Figure data in JSON:

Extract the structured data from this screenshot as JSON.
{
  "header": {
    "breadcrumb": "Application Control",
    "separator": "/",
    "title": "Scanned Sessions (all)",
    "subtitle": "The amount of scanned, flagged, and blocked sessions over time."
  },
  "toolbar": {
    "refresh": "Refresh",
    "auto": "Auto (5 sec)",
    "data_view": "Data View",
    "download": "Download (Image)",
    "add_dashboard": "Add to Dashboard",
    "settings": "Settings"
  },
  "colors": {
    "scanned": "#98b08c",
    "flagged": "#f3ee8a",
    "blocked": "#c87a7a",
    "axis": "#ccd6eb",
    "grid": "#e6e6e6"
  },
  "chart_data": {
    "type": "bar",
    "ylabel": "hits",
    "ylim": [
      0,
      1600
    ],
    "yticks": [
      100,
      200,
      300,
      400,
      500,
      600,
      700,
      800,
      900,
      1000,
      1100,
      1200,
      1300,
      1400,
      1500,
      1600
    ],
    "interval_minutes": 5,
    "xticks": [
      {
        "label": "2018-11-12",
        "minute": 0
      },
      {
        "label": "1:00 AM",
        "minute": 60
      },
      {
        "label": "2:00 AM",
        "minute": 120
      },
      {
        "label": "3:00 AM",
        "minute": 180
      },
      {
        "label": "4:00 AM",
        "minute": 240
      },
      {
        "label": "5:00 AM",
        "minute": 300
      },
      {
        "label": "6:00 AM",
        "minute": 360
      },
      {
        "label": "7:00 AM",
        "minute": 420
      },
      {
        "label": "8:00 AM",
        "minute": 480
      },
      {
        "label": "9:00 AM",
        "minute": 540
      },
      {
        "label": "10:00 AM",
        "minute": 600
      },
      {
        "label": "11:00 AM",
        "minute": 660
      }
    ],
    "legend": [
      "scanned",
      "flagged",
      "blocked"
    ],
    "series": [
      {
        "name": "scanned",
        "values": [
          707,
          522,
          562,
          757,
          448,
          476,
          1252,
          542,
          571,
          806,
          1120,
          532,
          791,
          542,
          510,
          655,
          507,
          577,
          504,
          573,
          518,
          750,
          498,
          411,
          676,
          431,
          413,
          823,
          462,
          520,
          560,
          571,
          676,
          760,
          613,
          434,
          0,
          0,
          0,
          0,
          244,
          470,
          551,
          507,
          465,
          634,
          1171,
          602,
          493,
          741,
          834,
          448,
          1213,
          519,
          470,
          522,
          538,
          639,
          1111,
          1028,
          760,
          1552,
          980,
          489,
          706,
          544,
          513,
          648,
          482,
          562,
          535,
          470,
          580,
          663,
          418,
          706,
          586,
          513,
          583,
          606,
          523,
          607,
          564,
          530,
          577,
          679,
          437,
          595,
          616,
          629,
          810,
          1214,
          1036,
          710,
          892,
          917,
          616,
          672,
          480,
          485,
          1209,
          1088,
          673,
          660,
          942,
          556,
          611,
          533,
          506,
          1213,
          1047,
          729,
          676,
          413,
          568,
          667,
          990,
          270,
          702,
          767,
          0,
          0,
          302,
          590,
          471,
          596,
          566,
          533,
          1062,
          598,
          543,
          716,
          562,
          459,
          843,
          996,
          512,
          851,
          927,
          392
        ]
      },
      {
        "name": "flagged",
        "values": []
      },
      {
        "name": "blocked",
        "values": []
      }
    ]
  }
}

__Directions for this task__:
Reproduce the material in full, with no word added or dropped.

__Solved problem__:
Extract the structured data from this screenshot as JSON.
{
  "header": {
    "breadcrumb": "Application Control",
    "separator": "/",
    "title": "Scanned Sessions (all)",
    "subtitle": "The amount of scanned, flagged, and blocked sessions over time."
  },
  "toolbar": {
    "refresh": "Refresh",
    "auto": "Auto (5 sec)",
    "data_view": "Data View",
    "download": "Download (Image)",
    "add_dashboard": "Add to Dashboard",
    "settings": "Settings"
  },
  "colors": {
    "scanned": "#98b08c",
    "flagged": "#f3ee8a",
    "blocked": "#c87a7a",
    "axis": "#ccd6eb",
    "grid": "#e6e6e6"
  },
  "chart_data": {
    "type": "bar",
    "ylabel": "hits",
    "ylim": [
      0,
      1600
    ],
    "yticks": [
      100,
      200,
      300,
      400,
      500,
      600,
      700,
      800,
      900,
      1000,
      1100,
      1200,
      1300,
      1400,
      1500,
      1600
    ],
    "interval_minutes": 5,
    "xticks": [
      {
        "label": "2018-11-12",
        "minute": 0
      },
      {
        "label": "1:00 AM",
        "minute": 60
      },
      {
        "label": "2:00 AM",
        "minute": 120
      },
      {
        "label": "3:00 AM",
        "minute": 180
      },
      {
        "label": "4:00 AM",
        "minute": 240
      },
      {
        "label": "5:00 AM",
        "minute": 300
      },
      {
        "label": "6:00 AM",
        "minute": 360
      },
      {
        "label": "7:00 AM",
        "minute": 420
      },
      {
        "label": "8:00 AM",
        "minute": 480
      },
      {
        "label": "9:00 AM",
        "minute": 540
      },
      {
        "label": "10:00 AM",
        "minute": 600
      },
      {
        "label": "11:00 AM",
        "minute": 660
      }
    ],
    "legend": [
      "scanned",
      "flagged",
      "blocked"
    ],
    "series": [
      {
        "name": "scanned",
        "values": [
          707,
          522,
          562,
          757,
          448,
          476,
          1252,
          542,
          571,
          806,
          1120,
          532,
          791,
          542,
          510,
          655,
          507,
          577,
          504,
          573,
          518,
          750,
          498,
          411,
          676,
          431,
          413,
          823,
          462,
          520,
          560,
          571,
          676,
          760,
          613,
          434,
          0,
          0,
          0,
          0,
          244,
          470,
          551,
          507,
          465,
          634,
          1171,
          602,
          493,
          741,
          834,
          448,
          1213,
          519,
          470,
          522,
          538,
          639,
          1111,
          1028,
          760,
          1552,
          980,
          489,
          706,
          544,
          513,
          648,
          482,
          562,
          535,
          470,
          580,
          663,
          418,
          706,
          586,
          513,
          583,
          606,
          523,
          607,
          564,
          530,
          577,
          679,
          437,
          595,
          616,
          629,
          810,
          1214,
          1036,
          710,
          892,
          917,
          616,
          672,
          480,
          485,
          1209,
          1088,
          673,
          660,
          942,
          556,
          611,
          533,
          506,
          1213,
          1047,
          729,
          676,
          413,
          568,
          667,
          990,
          270,
          702,
          767,
          0,
          0,
          302,
          590,
          471,
          596,
          566,
          533,
          1062,
          598,
          543,
          716,
          562,
          459,
          843,
          996,
          512,
          851,
          927,
          392
        ]
      },
      {
        "name": "flagged",
        "values": []
      },
      {
        "name": "blocked",
        "values": []
      }
    ]
  }
}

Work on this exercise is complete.